Prompt:
Report, word for word, every line of the material that contains "screenshot".

Stored data
★ ★ ★ ★
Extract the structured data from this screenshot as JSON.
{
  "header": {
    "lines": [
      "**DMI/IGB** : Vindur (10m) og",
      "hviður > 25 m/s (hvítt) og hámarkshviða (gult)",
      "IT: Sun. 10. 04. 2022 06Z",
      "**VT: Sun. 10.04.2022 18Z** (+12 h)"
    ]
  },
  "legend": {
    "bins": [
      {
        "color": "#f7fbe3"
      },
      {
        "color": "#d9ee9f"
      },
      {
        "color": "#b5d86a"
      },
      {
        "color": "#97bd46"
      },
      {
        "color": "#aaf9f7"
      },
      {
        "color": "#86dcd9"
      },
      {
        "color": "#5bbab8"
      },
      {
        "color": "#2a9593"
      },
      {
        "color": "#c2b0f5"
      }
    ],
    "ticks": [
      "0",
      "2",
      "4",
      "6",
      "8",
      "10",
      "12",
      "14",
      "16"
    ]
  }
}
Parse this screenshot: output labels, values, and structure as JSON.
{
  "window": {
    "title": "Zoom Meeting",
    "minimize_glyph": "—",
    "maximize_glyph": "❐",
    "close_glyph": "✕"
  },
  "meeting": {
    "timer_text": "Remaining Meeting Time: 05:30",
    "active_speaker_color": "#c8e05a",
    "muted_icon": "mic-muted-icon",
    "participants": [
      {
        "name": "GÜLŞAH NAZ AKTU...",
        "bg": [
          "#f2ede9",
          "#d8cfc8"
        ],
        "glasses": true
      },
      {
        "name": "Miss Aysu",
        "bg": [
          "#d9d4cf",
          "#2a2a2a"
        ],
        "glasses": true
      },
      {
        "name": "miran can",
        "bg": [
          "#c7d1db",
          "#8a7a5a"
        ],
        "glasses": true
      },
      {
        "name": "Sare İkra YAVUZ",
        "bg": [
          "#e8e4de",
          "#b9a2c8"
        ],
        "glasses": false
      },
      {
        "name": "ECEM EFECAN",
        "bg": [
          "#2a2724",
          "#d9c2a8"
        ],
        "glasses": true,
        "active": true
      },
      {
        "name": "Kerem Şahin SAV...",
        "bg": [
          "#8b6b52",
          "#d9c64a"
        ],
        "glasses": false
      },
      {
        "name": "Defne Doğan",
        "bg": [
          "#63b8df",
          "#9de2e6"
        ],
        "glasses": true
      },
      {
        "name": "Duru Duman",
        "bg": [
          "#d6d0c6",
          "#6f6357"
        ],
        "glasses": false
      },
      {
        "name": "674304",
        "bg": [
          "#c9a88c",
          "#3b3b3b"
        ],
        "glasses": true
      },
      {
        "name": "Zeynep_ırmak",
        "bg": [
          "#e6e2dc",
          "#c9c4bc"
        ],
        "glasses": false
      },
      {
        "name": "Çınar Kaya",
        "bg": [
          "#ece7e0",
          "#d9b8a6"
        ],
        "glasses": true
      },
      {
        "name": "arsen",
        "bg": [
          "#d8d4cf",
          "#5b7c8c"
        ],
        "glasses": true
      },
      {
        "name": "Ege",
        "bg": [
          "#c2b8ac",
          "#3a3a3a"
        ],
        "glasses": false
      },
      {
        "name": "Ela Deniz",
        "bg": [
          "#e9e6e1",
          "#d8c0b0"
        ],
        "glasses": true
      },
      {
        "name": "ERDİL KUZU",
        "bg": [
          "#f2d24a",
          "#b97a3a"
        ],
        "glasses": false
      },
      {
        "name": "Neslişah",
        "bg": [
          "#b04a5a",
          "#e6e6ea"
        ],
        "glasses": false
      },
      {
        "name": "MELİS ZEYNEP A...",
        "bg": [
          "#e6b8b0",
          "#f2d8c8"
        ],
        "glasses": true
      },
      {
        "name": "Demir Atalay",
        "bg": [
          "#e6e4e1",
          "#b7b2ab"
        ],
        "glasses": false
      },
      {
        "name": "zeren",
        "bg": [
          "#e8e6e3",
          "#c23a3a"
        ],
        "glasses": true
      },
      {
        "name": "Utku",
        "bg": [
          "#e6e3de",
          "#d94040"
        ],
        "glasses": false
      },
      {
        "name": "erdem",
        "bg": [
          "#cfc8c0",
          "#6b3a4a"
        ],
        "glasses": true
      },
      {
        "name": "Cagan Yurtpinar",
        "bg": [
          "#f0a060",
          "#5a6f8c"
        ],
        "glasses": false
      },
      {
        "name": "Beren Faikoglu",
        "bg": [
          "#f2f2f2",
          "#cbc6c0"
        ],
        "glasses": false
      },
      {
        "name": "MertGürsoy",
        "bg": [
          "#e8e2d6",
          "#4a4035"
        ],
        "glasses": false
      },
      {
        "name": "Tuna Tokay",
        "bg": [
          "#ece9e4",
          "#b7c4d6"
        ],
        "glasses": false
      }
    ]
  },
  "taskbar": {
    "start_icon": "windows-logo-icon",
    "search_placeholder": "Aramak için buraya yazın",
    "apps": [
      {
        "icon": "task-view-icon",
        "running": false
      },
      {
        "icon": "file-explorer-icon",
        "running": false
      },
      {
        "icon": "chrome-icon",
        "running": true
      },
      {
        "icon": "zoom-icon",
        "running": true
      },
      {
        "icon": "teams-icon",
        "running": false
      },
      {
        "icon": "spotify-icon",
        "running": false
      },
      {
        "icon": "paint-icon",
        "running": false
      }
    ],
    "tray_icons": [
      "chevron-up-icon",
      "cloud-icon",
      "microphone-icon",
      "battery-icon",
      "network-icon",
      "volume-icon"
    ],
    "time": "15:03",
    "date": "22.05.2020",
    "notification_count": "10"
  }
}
★ ★ ★ ★
Solution below:
Extract the structured data from this screenshot as JSON.
Parse this screenshot: output labels, values, and structure as JSON.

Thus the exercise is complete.